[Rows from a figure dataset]
________________
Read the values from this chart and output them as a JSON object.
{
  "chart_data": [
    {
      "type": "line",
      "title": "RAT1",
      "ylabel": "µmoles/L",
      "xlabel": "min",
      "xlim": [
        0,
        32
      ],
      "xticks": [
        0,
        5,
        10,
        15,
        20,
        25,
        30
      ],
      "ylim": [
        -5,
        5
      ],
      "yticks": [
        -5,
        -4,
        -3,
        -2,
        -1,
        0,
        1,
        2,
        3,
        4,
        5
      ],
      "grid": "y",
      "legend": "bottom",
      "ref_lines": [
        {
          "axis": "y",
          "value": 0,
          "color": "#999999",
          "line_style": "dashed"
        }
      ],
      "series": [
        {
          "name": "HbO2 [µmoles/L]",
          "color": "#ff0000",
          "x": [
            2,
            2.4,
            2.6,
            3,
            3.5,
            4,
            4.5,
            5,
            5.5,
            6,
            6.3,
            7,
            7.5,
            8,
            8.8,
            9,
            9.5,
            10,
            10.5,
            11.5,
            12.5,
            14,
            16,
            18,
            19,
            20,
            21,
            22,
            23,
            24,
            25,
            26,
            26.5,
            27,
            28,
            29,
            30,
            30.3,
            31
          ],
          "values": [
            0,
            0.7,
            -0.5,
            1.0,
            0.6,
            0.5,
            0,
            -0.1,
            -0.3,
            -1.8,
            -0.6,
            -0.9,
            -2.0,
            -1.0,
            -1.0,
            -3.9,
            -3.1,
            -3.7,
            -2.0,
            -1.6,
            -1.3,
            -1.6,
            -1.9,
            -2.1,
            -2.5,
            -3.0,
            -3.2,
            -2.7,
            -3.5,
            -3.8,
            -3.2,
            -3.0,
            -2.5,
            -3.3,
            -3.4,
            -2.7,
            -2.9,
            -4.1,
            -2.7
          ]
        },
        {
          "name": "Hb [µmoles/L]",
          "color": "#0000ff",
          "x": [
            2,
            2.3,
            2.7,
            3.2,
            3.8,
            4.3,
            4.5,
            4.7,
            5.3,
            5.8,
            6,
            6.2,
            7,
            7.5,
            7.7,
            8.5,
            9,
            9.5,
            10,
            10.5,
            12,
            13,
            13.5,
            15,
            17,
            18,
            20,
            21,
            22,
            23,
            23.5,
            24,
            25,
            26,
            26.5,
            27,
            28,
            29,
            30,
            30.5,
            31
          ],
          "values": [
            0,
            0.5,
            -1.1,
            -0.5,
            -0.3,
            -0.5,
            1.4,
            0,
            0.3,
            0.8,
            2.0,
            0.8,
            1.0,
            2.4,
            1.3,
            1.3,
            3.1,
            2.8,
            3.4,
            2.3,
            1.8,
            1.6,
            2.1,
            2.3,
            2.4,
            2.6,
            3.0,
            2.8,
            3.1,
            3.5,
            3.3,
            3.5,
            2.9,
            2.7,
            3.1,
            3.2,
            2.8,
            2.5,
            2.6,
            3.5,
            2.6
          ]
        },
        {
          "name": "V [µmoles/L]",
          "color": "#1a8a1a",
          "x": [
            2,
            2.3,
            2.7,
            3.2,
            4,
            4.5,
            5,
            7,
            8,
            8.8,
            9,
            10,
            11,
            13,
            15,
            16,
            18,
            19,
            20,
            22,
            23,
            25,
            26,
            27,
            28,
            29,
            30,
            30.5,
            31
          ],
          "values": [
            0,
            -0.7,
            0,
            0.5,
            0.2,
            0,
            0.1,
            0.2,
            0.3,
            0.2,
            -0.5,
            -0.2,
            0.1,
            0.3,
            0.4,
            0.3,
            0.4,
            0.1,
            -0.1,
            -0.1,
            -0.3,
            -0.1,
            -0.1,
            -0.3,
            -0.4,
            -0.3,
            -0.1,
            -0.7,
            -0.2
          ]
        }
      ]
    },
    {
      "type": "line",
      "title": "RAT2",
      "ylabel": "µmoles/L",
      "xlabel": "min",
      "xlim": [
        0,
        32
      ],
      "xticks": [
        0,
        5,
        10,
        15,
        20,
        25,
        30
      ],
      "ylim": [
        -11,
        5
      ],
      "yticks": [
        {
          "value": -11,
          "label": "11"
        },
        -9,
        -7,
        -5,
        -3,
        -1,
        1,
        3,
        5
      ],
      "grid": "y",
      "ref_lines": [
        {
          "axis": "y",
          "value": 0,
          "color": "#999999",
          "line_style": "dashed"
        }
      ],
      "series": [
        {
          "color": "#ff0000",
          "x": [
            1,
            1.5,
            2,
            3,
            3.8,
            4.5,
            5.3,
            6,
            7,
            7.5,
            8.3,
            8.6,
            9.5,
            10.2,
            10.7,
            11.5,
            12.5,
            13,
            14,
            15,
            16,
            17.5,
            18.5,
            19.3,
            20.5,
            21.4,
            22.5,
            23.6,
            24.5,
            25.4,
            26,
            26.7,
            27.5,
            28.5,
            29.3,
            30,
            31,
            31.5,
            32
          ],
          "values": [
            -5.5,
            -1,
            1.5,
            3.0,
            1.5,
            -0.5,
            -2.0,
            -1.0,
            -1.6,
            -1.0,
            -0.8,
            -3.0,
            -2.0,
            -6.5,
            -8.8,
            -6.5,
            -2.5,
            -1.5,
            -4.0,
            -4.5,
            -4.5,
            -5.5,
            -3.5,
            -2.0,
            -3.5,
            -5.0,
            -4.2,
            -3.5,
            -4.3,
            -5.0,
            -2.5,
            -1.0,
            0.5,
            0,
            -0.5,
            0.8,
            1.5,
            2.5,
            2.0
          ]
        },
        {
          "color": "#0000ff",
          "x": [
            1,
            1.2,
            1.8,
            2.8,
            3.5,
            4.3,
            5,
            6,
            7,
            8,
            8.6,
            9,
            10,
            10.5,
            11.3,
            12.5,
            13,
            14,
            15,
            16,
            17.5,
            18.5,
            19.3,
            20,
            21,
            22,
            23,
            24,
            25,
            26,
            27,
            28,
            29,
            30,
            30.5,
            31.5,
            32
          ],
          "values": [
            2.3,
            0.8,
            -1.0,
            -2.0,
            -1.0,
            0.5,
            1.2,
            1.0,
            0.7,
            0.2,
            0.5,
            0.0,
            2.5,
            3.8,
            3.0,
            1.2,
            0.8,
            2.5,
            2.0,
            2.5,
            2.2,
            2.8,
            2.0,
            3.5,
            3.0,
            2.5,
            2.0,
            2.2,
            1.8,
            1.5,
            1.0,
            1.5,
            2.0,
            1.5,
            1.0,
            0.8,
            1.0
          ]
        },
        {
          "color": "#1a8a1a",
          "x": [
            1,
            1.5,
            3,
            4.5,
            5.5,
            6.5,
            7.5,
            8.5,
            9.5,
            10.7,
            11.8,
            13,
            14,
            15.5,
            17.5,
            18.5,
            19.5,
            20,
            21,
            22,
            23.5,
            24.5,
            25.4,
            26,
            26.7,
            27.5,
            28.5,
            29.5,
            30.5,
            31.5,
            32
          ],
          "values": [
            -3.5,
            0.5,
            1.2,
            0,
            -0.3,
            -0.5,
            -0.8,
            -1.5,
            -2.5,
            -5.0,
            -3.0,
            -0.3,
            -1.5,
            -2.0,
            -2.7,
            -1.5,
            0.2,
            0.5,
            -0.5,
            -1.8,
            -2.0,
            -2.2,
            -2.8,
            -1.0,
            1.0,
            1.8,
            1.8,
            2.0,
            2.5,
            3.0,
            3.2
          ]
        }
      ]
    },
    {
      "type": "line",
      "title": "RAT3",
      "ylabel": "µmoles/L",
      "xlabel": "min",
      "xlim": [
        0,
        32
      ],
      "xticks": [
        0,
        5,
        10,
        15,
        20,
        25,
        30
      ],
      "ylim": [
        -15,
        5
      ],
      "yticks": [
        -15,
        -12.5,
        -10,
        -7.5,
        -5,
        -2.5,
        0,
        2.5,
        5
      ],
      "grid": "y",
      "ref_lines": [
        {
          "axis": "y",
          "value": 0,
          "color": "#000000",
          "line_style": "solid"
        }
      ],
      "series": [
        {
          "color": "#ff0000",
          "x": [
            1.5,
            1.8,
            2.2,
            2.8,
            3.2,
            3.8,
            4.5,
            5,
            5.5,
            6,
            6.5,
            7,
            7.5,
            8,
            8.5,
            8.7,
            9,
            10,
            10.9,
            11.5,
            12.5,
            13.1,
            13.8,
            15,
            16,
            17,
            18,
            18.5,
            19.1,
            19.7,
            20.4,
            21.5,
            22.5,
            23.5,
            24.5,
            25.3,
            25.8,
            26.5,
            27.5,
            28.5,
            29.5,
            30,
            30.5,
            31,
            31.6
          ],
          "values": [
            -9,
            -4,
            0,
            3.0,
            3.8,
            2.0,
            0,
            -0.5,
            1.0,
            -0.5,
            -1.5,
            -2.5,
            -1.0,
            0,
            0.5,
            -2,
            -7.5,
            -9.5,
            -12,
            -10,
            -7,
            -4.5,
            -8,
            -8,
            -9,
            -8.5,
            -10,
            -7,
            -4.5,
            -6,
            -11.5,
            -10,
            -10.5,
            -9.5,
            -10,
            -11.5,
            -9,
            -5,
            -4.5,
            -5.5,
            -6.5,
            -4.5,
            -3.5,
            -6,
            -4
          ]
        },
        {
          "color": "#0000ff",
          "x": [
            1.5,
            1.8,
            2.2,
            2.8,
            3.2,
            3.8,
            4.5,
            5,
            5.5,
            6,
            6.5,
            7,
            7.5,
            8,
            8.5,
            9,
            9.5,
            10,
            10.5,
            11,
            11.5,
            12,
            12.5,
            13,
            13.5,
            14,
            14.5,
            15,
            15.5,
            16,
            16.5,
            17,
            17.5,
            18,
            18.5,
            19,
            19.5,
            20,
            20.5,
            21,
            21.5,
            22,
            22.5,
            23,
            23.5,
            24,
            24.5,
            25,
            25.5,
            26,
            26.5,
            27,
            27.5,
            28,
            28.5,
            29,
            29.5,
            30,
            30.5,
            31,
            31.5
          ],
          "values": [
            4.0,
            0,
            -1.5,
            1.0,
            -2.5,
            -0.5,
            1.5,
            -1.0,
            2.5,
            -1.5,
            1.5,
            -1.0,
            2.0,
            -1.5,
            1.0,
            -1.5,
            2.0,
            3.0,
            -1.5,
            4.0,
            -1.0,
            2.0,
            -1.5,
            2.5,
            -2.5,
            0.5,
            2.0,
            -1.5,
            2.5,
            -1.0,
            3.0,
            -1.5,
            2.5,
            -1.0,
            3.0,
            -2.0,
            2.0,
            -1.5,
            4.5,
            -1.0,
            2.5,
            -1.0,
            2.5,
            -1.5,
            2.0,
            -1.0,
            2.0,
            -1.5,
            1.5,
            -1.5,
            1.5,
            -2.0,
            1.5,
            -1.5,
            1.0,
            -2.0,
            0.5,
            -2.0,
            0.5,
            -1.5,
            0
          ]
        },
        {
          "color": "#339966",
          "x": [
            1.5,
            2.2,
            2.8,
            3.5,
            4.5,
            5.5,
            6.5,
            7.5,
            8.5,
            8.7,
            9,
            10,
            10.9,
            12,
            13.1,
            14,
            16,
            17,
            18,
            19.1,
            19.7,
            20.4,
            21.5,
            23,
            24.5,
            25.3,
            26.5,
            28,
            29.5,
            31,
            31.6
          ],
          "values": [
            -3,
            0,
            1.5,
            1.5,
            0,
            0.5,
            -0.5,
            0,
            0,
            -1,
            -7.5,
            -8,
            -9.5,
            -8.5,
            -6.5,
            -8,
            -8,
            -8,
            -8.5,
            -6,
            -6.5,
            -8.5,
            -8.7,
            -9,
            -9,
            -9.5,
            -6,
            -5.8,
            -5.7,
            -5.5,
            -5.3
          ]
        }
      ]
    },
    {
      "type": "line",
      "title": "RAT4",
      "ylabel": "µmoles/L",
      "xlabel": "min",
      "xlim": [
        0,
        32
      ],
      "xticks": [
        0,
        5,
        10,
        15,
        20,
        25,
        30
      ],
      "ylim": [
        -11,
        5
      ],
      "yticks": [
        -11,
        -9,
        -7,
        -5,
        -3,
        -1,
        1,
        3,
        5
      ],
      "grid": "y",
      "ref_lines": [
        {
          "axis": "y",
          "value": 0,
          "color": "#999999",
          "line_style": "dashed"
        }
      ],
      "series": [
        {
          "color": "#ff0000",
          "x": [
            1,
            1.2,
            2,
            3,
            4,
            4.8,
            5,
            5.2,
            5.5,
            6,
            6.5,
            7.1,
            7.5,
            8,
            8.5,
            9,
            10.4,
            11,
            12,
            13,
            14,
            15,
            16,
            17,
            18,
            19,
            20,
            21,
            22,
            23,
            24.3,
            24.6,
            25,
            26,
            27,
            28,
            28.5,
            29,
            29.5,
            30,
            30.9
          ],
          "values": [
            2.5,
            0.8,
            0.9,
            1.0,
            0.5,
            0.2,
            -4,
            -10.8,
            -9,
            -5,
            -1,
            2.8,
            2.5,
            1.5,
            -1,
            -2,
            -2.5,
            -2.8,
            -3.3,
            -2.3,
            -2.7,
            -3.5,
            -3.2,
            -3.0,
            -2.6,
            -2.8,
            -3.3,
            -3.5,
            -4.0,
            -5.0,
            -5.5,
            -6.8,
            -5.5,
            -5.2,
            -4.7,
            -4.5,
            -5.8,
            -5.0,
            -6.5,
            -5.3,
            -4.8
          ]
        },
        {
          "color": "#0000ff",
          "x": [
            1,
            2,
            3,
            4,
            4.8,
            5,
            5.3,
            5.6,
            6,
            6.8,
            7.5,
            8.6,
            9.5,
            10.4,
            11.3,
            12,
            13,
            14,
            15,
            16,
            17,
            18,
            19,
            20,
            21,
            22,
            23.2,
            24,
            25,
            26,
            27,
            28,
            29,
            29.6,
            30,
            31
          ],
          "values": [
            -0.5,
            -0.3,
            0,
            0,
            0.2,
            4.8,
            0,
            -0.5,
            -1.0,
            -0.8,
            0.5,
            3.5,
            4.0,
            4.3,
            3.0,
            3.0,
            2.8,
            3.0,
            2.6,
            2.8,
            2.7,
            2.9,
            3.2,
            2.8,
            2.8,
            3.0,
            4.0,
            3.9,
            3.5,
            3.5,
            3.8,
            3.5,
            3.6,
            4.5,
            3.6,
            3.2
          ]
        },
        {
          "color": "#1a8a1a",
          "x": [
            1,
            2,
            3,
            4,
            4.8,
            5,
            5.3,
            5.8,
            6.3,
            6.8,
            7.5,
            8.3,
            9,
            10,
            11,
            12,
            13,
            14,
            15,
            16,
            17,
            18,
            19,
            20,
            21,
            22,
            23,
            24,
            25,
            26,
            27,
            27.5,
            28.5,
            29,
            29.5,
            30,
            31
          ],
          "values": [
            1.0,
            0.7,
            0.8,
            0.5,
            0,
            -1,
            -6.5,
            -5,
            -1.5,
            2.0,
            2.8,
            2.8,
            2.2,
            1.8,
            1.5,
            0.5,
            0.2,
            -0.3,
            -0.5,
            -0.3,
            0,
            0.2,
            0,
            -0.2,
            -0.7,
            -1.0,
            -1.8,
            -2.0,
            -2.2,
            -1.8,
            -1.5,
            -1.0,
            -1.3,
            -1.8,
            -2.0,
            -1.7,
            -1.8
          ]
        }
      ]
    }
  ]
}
________________
# Task statement
From the listing above, pick out each line where the word "title" appears.

# Correct output
      "title": "RAT1",
      "title": "RAT2",
      "title": "RAT3",
      "title": "RAT4",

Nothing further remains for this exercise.